● **The problem**
Every line that contains the word "label" should be copied.

● **Excerpted records**
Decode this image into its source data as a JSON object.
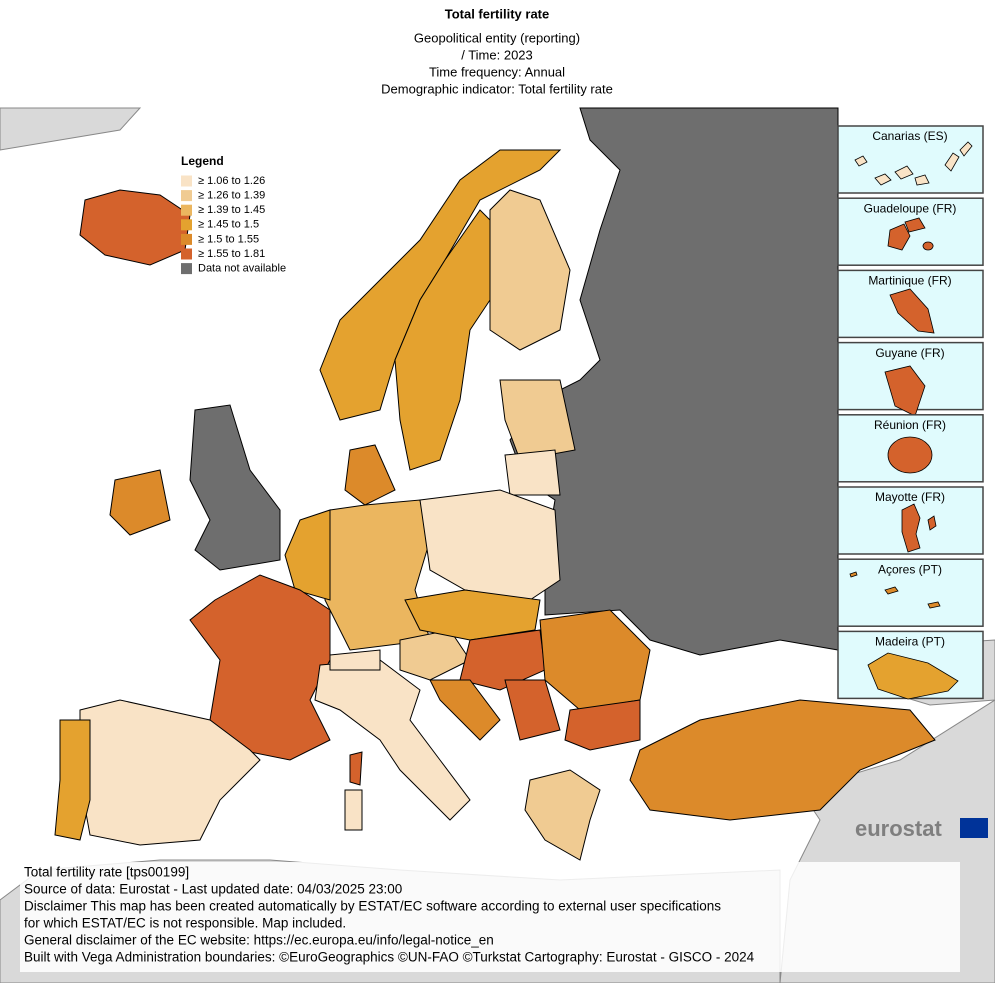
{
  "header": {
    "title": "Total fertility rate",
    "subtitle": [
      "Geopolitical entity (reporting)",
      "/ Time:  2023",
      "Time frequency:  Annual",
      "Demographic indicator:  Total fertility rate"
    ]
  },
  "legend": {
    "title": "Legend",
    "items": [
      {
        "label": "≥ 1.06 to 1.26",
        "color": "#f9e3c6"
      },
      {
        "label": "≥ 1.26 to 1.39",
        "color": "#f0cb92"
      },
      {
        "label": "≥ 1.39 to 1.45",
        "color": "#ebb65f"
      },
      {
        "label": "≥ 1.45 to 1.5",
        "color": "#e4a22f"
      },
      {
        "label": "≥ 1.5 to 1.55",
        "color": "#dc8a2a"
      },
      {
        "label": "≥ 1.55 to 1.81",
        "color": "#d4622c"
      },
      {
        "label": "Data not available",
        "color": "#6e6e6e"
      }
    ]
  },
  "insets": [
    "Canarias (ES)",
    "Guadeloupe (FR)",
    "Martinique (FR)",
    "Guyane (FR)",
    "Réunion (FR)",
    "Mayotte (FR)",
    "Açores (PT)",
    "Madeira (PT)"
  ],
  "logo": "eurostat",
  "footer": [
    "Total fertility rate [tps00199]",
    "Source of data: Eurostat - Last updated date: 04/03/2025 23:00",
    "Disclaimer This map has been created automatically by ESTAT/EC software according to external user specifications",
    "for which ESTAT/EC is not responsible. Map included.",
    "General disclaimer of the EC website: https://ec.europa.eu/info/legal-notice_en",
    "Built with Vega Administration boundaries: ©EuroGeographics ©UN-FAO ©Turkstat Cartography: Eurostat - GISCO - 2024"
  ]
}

● **Problem solution**
        "label": "≥ 1.06 to 1.26",
        "label": "≥ 1.26 to 1.39",
        "label": "≥ 1.39 to 1.45",
        "label": "≥ 1.45 to 1.5",
        "label": "≥ 1.5 to 1.55",
        "label": "≥ 1.55 to 1.81",
        "label": "Data not available",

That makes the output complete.